┌──
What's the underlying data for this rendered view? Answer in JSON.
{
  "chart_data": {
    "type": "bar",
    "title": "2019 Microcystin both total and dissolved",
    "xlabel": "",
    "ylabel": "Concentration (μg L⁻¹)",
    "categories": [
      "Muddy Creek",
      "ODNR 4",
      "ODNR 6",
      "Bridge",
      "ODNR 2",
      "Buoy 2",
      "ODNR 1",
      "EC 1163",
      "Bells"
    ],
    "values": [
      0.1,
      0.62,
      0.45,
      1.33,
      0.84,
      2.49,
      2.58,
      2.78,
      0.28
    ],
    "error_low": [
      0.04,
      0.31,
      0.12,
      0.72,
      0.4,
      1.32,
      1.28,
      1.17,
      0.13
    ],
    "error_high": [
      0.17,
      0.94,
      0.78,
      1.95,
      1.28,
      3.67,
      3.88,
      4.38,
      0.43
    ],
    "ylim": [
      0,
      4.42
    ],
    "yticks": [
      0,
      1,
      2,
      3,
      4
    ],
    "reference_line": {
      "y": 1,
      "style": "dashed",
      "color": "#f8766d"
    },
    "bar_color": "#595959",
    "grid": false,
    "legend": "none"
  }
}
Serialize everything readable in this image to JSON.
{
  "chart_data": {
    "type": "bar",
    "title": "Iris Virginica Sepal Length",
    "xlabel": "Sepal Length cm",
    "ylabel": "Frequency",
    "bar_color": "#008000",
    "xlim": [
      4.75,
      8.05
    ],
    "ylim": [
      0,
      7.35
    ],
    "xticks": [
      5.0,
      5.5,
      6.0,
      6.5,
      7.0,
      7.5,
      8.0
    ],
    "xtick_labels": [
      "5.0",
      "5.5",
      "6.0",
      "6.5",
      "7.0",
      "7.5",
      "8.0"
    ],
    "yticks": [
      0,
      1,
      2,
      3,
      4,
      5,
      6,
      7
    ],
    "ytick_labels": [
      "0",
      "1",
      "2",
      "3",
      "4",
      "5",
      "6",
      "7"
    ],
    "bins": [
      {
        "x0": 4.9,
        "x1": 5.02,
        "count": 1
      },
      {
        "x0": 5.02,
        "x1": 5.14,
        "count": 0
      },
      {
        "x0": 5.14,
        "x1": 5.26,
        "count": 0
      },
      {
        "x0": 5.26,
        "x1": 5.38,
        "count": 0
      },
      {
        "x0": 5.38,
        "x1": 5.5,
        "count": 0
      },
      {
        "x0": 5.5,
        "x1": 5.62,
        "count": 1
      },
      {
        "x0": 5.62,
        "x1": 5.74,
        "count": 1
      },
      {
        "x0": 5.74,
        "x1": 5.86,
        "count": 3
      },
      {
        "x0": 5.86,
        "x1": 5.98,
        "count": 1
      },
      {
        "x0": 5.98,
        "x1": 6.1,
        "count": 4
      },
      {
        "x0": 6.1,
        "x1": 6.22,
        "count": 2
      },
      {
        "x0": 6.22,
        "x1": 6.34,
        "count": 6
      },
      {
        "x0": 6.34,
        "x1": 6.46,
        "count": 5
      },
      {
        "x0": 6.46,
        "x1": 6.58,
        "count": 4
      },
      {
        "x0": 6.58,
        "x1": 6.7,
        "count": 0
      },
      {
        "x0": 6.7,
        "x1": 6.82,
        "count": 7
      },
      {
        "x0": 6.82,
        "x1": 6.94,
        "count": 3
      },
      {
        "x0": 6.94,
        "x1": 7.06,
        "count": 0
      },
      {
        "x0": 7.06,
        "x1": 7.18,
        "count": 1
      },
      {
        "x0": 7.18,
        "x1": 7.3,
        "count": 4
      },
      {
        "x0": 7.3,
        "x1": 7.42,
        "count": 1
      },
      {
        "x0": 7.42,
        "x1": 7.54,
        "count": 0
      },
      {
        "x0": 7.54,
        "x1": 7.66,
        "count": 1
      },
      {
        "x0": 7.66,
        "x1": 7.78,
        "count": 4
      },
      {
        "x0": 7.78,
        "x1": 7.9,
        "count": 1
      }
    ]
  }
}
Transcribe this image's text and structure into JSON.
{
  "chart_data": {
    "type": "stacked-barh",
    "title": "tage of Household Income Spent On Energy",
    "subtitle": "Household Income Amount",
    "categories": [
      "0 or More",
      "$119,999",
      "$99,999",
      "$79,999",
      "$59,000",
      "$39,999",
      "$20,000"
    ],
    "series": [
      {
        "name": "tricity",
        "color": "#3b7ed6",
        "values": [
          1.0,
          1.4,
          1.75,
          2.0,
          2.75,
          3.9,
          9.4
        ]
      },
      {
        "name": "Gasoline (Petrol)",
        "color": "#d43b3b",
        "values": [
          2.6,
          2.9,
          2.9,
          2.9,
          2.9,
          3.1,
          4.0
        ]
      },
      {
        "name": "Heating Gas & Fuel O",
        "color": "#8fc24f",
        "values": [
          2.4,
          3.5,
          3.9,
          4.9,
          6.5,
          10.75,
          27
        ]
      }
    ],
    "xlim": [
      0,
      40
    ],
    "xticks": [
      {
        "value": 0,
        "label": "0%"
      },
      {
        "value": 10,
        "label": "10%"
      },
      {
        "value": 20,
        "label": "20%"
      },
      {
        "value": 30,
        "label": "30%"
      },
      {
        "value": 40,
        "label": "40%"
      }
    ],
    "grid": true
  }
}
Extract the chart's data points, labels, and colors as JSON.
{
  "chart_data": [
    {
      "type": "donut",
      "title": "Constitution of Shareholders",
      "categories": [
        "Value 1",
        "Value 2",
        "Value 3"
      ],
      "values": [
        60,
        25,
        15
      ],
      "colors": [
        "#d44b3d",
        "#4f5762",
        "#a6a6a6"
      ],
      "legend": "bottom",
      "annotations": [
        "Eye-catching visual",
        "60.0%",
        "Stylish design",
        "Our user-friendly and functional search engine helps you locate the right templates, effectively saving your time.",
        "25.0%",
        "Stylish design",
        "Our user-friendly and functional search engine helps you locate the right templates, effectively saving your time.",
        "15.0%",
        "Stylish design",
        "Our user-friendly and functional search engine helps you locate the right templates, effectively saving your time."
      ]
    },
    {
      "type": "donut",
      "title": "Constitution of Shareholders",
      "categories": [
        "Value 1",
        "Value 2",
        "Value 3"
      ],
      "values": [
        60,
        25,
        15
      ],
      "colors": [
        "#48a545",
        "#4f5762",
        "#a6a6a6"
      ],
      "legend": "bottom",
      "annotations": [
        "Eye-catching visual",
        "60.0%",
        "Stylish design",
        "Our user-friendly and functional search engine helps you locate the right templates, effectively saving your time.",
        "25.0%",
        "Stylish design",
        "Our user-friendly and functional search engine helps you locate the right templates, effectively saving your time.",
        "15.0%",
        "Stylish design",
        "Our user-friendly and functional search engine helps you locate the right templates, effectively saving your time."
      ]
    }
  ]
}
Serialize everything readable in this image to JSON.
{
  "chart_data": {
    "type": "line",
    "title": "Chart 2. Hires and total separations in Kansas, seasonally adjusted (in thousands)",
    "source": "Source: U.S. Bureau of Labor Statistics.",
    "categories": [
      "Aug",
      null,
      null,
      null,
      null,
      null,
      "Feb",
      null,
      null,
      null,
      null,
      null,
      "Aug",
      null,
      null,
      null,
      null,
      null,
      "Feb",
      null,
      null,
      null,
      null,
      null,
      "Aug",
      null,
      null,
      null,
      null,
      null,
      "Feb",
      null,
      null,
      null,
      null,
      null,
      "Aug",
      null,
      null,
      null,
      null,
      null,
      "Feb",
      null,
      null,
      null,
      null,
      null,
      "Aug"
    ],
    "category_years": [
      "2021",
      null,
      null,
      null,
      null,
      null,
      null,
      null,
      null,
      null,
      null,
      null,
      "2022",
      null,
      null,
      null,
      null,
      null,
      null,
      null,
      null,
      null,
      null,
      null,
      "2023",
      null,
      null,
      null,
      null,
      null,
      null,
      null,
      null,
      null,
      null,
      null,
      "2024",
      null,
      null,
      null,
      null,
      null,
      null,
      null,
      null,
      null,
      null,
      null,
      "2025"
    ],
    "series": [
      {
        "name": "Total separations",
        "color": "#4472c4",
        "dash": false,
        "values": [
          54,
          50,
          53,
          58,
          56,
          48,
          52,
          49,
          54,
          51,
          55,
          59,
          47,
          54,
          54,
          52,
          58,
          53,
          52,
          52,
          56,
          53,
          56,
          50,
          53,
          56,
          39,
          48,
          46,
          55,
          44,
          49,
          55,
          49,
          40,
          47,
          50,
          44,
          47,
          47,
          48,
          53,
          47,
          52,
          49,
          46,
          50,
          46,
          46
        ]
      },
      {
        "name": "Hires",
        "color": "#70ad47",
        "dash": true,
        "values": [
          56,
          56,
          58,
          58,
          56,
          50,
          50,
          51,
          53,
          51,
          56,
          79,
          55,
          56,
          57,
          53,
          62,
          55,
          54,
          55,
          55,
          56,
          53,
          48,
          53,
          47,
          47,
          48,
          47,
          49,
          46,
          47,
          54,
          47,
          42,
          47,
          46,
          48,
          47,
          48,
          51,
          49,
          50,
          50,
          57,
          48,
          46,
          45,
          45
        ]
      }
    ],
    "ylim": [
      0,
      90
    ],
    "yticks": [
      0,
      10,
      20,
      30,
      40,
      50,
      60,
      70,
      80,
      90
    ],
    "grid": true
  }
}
└──
◆ **EXERCISE**:
Show each line holding the word "JSON".

◆ **SOLUTION TO THIS PROBLEM**:
What's the underlying data for this rendered view? Answer in JSON.
Serialize everything readable in this image to JSON.
Transcribe this image's text and structure into JSON.
Extract the chart's data points, labels, and colors as JSON.
Serialize everything readable in this image to JSON.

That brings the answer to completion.